## STATED GOAL
In the records below, find each line containing the word "title" and copy it.

## DATA EXTRACT
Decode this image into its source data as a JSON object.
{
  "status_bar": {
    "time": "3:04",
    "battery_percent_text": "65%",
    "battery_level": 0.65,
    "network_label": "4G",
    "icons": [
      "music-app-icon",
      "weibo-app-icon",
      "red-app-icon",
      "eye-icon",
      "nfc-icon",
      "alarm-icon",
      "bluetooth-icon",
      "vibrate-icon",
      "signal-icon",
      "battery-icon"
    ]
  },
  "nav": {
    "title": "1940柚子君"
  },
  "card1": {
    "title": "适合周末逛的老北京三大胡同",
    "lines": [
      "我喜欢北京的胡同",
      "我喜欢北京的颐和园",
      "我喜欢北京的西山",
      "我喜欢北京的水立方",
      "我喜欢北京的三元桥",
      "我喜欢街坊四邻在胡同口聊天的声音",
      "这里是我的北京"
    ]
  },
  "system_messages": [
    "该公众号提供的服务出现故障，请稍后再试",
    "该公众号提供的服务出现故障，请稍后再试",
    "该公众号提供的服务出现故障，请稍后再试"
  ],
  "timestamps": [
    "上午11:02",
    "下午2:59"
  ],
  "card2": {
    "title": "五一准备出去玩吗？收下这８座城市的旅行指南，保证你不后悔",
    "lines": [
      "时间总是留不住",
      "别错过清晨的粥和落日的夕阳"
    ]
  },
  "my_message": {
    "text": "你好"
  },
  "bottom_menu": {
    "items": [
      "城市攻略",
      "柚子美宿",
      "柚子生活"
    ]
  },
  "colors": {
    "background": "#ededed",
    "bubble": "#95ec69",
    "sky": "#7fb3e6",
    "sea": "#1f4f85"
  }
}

## CORRECT OUTPUT
    "title": "1940柚子君"
    "title": "适合周末逛的老北京三大胡同",
    "title": "五一准备出去玩吗？收下这８座城市的旅行指南，保证你不后悔",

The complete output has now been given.